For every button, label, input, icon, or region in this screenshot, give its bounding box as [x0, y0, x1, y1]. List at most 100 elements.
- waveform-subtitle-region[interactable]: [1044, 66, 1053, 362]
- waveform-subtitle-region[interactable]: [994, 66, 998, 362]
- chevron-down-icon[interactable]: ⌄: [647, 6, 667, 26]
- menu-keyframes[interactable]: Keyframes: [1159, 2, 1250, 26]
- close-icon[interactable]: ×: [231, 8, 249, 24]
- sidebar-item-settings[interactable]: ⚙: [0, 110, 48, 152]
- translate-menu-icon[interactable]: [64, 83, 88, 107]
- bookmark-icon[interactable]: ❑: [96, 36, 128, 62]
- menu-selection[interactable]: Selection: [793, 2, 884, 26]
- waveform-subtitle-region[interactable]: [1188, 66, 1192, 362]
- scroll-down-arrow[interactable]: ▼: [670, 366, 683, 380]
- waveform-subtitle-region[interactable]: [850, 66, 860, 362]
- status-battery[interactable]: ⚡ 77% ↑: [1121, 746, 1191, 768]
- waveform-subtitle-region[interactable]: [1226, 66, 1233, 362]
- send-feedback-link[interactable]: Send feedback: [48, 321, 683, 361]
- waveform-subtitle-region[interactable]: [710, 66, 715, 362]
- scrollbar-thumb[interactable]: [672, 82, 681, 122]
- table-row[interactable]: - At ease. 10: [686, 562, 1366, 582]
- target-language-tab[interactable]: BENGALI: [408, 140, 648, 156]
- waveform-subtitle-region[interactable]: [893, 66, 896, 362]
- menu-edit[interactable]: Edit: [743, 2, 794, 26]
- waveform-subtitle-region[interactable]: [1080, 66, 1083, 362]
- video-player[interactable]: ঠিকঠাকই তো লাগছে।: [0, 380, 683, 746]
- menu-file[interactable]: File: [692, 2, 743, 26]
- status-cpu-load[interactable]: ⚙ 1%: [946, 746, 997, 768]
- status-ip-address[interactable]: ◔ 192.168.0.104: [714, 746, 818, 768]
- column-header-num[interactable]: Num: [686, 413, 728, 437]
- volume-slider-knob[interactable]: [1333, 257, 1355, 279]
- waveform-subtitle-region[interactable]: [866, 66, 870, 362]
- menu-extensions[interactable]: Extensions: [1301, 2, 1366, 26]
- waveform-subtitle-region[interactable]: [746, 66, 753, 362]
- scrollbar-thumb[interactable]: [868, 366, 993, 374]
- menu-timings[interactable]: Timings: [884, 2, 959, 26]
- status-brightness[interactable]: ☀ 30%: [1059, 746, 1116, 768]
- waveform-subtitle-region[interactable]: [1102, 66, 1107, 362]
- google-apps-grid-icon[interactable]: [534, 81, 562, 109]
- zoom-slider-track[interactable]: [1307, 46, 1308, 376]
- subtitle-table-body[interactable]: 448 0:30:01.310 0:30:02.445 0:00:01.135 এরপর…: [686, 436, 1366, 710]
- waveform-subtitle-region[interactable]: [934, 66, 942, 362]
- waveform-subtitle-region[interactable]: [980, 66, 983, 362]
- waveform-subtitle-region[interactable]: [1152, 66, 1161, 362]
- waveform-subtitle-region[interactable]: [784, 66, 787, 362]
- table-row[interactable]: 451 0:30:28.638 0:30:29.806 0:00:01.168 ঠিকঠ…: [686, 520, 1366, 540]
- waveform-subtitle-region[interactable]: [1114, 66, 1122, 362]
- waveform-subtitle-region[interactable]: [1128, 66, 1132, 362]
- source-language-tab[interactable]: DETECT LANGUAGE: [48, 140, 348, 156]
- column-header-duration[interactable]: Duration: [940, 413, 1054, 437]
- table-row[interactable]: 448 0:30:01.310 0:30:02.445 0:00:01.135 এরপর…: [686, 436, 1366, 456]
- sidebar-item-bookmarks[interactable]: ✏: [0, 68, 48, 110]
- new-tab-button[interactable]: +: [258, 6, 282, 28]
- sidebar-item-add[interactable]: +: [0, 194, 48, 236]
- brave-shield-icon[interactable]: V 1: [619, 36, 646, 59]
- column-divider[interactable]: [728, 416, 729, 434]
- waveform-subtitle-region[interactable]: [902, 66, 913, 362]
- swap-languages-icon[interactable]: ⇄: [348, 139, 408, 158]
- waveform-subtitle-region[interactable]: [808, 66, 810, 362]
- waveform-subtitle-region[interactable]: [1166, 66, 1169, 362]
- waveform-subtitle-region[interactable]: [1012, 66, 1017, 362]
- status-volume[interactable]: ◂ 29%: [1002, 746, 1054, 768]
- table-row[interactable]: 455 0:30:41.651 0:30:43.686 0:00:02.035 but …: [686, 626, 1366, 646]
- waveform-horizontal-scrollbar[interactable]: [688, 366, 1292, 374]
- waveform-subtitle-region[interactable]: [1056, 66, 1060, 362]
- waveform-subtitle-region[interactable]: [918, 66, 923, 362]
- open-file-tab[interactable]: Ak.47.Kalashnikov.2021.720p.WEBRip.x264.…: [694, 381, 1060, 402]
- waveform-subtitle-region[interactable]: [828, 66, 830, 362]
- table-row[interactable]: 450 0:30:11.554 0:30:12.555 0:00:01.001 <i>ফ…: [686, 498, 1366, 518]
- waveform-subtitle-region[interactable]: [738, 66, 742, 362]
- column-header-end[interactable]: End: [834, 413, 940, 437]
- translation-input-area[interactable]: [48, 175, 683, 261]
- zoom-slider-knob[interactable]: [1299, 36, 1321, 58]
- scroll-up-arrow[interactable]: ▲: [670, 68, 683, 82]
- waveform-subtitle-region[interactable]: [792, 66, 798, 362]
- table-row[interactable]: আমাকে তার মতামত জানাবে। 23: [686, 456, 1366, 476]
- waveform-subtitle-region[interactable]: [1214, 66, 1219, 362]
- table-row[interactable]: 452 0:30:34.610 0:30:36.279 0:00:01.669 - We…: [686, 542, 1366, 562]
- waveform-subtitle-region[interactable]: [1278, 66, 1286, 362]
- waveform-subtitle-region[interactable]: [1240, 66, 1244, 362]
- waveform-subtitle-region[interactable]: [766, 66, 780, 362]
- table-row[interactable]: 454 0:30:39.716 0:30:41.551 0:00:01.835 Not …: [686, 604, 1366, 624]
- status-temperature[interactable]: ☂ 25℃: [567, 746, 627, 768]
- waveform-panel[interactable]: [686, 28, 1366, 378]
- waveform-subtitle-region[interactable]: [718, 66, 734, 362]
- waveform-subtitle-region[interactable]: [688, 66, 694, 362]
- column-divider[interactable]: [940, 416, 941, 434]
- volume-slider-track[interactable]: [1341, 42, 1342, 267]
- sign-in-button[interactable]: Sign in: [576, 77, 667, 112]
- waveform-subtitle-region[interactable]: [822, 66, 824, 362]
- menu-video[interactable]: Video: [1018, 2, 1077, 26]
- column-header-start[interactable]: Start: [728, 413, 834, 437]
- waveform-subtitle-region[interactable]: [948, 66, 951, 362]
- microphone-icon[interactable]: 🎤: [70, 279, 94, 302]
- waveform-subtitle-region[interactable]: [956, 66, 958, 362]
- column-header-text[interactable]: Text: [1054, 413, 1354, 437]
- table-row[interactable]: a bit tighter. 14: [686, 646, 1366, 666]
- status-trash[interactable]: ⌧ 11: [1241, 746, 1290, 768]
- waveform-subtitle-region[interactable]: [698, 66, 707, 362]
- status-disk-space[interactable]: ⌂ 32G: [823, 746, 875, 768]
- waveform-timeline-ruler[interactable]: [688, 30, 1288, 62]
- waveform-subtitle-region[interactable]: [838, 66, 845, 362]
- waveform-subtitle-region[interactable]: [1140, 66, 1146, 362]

★ ★ ★ ★

Exercise objective: Reproduce the items word for word, from the very first line down through the line containing "- scroll-down-arrow[interactable]: ▼: [670, 366, 683, 380]", both ends included.

Response:
For every button, label, input, icon, or region in this screenshot, give its bounding box as [x0, y0, x1, y1]. List at most 100 elements.
- waveform-subtitle-region[interactable]: [1044, 66, 1053, 362]
- waveform-subtitle-region[interactable]: [994, 66, 998, 362]
- chevron-down-icon[interactable]: ⌄: [647, 6, 667, 26]
- menu-keyframes[interactable]: Keyframes: [1159, 2, 1250, 26]
- close-icon[interactable]: ×: [231, 8, 249, 24]
- sidebar-item-settings[interactable]: ⚙: [0, 110, 48, 152]
- translate-menu-icon[interactable]: [64, 83, 88, 107]
- bookmark-icon[interactable]: ❑: [96, 36, 128, 62]
- menu-selection[interactable]: Selection: [793, 2, 884, 26]
- waveform-subtitle-region[interactable]: [1188, 66, 1192, 362]
- scroll-down-arrow[interactable]: ▼: [670, 366, 683, 380]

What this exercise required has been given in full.